[Stored items]
• • • • • • •
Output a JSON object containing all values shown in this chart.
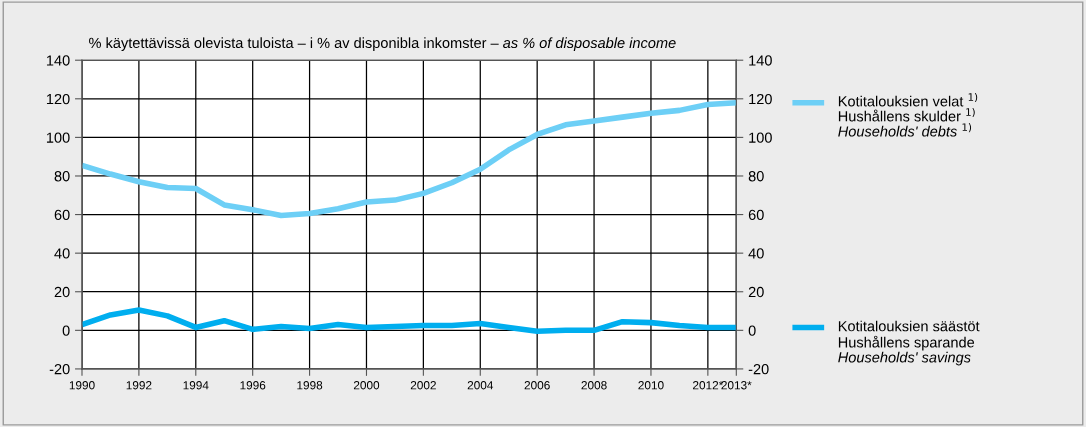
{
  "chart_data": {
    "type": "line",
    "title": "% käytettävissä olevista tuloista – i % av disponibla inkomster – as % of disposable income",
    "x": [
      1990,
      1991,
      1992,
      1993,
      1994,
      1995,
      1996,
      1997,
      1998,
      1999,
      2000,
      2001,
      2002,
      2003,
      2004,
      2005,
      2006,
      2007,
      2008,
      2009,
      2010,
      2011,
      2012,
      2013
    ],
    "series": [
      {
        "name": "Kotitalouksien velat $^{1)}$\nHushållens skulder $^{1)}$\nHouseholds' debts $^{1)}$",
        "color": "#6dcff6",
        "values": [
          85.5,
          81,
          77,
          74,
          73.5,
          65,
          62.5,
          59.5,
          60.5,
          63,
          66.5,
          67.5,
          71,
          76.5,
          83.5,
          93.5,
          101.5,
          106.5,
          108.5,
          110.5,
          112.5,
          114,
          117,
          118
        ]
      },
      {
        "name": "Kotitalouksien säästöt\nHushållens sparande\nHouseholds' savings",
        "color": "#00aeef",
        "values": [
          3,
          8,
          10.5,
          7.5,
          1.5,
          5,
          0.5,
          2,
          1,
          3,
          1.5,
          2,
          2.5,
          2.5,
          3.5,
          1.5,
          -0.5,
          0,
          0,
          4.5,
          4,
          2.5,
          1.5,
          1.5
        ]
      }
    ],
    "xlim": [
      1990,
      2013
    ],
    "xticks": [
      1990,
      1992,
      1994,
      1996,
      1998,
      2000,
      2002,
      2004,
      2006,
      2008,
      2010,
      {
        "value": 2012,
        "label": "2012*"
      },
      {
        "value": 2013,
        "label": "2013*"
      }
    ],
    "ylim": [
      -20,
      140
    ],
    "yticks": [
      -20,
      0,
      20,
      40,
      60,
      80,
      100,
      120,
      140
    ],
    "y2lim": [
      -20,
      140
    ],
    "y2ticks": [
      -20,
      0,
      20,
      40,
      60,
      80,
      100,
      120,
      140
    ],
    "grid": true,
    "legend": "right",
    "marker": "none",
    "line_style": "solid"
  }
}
• • • • • • •
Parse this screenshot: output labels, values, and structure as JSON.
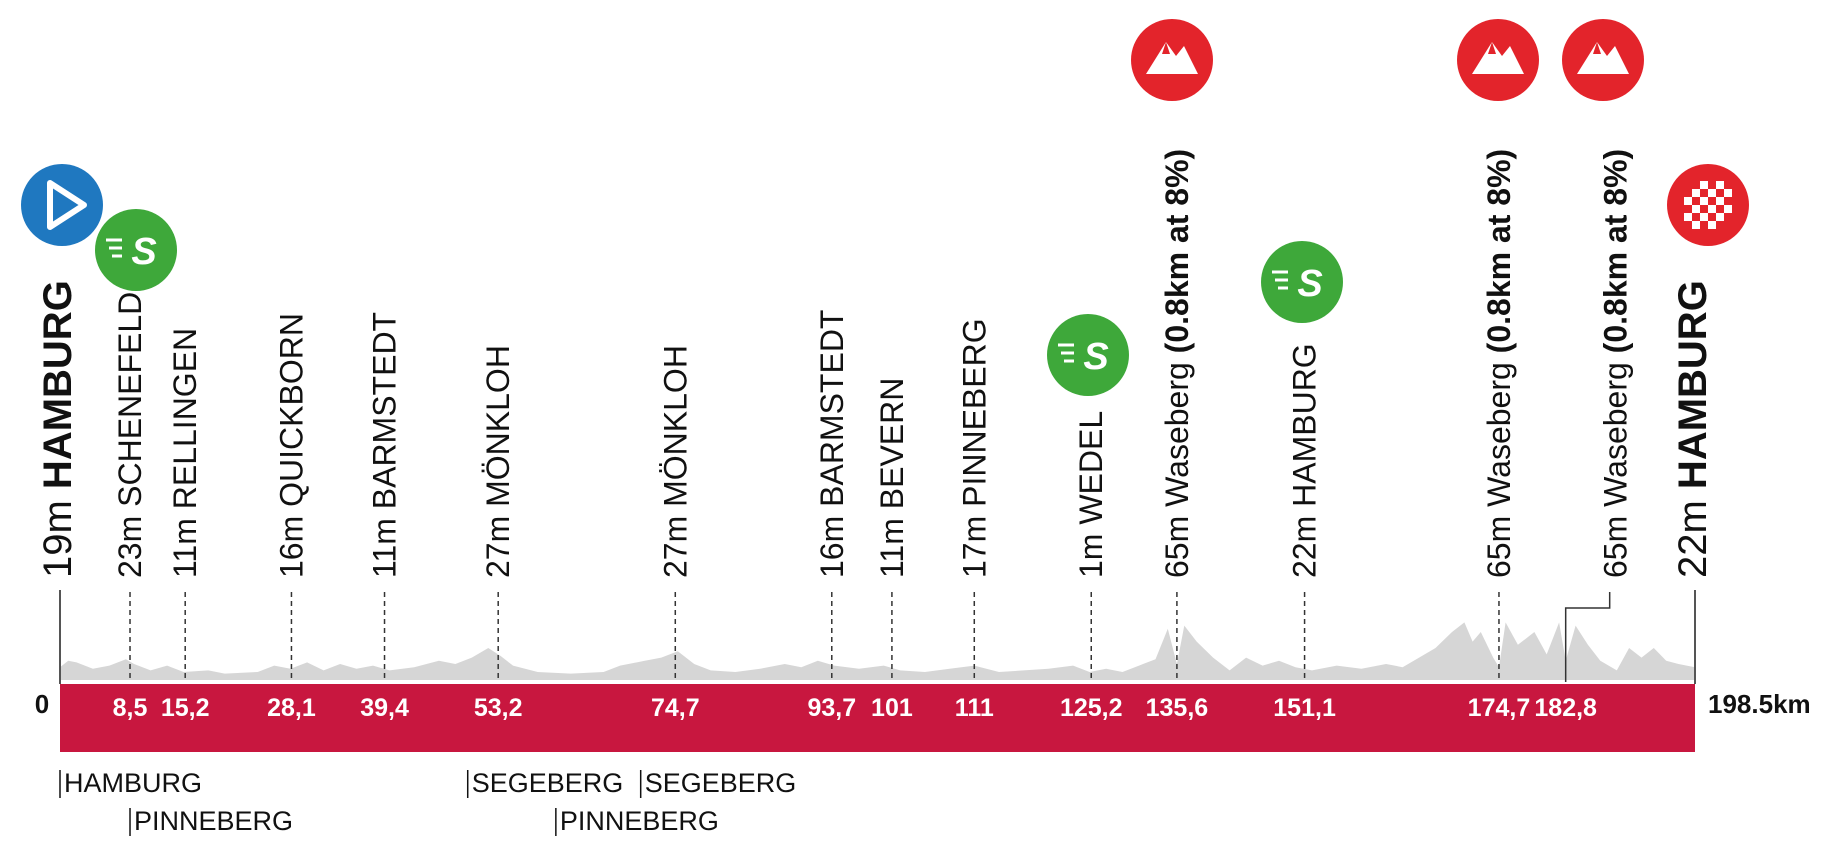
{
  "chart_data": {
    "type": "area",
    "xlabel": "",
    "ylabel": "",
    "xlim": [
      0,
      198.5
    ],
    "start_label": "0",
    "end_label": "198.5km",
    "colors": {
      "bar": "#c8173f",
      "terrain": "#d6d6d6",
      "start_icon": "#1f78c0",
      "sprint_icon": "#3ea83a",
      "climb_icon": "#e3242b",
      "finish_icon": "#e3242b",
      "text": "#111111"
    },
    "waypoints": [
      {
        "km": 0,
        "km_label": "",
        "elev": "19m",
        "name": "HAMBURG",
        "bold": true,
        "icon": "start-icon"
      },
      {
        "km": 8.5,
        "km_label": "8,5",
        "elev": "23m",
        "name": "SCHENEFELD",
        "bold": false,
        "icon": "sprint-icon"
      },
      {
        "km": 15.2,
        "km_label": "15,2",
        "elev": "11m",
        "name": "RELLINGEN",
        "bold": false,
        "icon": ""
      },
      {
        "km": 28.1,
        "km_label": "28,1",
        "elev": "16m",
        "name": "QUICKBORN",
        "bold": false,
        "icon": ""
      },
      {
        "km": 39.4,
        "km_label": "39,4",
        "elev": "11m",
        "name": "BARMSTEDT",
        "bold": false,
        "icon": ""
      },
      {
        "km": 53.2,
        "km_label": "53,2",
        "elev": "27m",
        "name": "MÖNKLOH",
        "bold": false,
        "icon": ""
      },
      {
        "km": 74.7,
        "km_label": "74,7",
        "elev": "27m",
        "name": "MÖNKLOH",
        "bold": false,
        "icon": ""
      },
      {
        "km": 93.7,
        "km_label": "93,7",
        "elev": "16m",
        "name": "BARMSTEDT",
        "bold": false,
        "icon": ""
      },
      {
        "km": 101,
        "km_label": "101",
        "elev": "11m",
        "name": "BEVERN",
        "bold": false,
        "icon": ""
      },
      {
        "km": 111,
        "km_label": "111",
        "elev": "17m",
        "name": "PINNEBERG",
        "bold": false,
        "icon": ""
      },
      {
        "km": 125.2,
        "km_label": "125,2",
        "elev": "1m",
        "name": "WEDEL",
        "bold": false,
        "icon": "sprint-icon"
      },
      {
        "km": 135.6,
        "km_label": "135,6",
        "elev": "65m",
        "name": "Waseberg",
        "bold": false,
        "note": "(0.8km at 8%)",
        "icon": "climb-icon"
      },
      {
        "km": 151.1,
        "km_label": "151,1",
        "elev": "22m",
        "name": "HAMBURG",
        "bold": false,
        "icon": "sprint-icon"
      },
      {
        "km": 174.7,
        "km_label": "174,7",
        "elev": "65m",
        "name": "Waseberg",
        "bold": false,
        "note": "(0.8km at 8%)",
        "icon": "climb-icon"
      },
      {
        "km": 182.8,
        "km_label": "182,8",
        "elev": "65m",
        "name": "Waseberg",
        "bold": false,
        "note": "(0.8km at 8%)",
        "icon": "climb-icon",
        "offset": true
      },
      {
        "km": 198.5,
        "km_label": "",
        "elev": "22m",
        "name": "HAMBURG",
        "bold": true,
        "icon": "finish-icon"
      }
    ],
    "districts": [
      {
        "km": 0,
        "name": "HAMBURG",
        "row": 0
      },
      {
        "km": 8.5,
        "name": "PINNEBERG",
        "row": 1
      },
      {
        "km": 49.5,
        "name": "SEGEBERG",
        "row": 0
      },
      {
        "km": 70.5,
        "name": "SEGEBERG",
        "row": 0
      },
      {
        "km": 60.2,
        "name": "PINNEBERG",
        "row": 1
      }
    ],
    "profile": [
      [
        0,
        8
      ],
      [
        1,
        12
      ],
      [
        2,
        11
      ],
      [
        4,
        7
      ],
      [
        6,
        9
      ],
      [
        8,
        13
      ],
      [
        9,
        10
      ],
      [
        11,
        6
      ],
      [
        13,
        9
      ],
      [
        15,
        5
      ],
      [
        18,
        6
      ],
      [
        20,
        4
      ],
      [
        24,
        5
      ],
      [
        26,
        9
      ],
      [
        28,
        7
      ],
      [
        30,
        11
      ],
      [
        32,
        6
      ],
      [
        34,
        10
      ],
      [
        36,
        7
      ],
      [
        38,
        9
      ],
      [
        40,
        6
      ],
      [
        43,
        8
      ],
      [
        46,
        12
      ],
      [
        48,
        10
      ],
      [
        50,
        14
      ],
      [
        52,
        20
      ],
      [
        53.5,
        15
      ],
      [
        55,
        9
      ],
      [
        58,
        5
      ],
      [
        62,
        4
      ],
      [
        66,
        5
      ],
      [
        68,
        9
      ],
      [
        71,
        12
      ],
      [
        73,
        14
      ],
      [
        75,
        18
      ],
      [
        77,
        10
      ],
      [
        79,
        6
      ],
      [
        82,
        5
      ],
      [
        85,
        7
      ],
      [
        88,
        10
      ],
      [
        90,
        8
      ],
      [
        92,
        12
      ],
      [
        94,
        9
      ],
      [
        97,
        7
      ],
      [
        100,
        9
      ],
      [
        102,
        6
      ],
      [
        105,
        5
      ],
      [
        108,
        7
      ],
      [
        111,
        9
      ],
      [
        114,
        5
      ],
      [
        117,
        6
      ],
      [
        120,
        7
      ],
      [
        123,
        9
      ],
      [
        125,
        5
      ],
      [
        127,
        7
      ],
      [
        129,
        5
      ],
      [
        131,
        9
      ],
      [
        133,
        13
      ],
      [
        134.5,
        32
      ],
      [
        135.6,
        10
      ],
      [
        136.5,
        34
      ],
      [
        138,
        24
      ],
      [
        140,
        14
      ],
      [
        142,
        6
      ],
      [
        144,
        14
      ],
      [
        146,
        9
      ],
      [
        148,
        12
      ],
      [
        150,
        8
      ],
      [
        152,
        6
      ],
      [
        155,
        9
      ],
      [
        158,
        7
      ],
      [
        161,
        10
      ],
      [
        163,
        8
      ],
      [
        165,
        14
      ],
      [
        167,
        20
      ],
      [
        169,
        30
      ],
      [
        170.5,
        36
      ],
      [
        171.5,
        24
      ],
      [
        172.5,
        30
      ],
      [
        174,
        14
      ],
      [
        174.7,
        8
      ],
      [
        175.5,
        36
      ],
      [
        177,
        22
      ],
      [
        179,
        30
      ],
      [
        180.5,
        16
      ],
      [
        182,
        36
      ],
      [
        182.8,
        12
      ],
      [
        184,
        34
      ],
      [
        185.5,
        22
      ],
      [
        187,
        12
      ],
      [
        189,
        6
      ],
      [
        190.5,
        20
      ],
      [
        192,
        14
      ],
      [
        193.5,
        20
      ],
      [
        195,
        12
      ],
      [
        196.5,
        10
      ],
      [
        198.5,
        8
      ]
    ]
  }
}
• • • • • • •
**Your task:**
Look over the material above and show each line where "Kotitalouksien" appears.

**Solution to this exercise:**
        "name": "Kotitalouksien velat $^{1)}$\nHushållens skulder $^{1)}$\nHouseholds' debts $^{1)}$",
        "name": "Kotitalouksien säästöt\nHushållens sparande\nHouseholds' savings",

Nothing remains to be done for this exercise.